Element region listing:
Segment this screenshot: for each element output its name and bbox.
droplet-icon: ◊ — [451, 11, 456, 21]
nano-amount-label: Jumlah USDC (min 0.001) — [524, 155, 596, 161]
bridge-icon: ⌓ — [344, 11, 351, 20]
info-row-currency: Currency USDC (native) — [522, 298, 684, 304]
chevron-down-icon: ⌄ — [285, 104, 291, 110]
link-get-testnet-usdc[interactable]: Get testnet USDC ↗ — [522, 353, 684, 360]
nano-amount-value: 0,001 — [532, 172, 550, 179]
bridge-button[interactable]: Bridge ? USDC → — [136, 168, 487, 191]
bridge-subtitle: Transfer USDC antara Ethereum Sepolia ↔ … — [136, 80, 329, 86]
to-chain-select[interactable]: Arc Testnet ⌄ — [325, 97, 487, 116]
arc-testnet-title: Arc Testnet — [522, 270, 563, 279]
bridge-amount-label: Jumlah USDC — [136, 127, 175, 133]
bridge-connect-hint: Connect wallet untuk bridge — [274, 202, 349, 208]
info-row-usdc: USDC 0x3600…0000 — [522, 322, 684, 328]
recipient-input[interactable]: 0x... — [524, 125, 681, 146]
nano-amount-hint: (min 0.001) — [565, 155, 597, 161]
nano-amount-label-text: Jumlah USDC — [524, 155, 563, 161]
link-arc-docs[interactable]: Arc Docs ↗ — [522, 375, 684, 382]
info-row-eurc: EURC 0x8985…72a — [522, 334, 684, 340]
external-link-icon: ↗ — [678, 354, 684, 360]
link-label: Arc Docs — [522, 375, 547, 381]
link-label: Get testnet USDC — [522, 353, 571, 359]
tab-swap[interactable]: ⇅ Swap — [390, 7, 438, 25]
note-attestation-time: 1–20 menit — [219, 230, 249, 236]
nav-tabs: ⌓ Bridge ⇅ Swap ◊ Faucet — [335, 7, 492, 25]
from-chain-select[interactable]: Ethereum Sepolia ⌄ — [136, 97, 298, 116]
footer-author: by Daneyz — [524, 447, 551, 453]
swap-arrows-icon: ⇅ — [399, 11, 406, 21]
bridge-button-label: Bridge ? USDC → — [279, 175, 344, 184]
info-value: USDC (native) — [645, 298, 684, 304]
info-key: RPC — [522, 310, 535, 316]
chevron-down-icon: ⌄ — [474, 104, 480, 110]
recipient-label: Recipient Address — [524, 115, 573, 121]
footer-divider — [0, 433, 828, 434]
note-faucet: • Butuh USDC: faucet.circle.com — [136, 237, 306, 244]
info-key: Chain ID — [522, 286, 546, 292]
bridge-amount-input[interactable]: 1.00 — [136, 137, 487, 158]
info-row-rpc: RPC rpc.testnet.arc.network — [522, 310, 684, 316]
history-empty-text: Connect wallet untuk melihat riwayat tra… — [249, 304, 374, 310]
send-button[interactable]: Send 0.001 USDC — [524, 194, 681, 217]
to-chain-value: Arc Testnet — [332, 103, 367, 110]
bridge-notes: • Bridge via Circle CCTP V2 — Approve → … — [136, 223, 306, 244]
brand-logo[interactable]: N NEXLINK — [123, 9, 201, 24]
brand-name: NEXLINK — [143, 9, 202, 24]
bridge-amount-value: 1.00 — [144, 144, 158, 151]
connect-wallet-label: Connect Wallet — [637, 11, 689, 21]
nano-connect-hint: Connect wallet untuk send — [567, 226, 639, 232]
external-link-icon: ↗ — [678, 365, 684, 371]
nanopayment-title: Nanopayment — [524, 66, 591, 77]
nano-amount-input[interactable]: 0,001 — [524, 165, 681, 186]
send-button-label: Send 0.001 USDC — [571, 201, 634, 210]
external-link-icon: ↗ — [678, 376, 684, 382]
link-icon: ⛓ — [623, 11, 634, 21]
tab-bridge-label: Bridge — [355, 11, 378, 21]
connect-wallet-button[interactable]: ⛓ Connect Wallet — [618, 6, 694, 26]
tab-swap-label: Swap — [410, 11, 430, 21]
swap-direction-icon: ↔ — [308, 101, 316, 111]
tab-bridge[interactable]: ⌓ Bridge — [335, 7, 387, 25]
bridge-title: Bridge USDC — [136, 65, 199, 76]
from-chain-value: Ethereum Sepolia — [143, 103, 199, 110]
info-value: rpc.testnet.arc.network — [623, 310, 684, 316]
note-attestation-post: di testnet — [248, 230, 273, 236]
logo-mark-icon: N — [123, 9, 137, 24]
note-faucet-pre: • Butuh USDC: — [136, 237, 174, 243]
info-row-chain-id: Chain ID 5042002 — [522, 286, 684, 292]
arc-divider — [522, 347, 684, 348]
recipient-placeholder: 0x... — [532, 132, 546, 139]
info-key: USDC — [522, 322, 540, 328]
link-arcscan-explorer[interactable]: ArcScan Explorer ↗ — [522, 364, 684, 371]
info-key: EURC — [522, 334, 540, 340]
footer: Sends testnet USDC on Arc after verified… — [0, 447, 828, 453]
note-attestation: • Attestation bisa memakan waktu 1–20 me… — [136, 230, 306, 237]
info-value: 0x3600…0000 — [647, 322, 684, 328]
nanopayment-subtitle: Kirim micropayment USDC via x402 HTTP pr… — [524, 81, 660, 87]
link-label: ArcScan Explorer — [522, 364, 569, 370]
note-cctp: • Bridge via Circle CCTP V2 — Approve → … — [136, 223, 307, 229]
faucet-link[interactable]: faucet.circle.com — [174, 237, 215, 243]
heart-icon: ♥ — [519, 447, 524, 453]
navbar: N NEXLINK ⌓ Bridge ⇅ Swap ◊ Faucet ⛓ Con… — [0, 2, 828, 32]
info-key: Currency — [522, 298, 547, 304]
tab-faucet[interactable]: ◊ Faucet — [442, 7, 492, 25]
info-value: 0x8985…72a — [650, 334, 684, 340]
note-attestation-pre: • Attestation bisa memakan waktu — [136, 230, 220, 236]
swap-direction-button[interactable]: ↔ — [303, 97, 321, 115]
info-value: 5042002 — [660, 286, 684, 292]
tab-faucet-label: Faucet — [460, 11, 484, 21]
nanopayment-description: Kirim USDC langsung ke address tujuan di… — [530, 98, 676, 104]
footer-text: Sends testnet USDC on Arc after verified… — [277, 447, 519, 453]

What you have to do: Return the lines of the listing above verbatim, from its first line through the line that contains "link-label: Get testnet", including both ends.

The reply:
Segment this screenshot: for each element output its name and bbox.
droplet-icon: ◊ — [451, 11, 456, 21]
nano-amount-label: Jumlah USDC (min 0.001) — [524, 155, 596, 161]
bridge-icon: ⌓ — [344, 11, 351, 20]
info-row-currency: Currency USDC (native) — [522, 298, 684, 304]
chevron-down-icon: ⌄ — [285, 104, 291, 110]
link-get-testnet-usdc[interactable]: Get testnet USDC ↗ — [522, 353, 684, 360]
nano-amount-value: 0,001 — [532, 172, 550, 179]
bridge-button[interactable]: Bridge ? USDC → — [136, 168, 487, 191]
bridge-subtitle: Transfer USDC antara Ethereum Sepolia ↔ … — [136, 80, 329, 86]
to-chain-select[interactable]: Arc Testnet ⌄ — [325, 97, 487, 116]
arc-testnet-title: Arc Testnet — [522, 270, 563, 279]
bridge-amount-label: Jumlah USDC — [136, 127, 175, 133]
bridge-connect-hint: Connect wallet untuk bridge — [274, 202, 349, 208]
info-row-usdc: USDC 0x3600…0000 — [522, 322, 684, 328]
recipient-input[interactable]: 0x... — [524, 125, 681, 146]
nano-amount-hint: (min 0.001) — [565, 155, 597, 161]
nano-amount-label-text: Jumlah USDC — [524, 155, 563, 161]
link-arc-docs[interactable]: Arc Docs ↗ — [522, 375, 684, 382]
info-row-eurc: EURC 0x8985…72a — [522, 334, 684, 340]
external-link-icon: ↗ — [678, 354, 684, 360]
link-label: Arc Docs — [522, 375, 547, 381]
link-label: Get testnet USDC — [522, 353, 571, 359]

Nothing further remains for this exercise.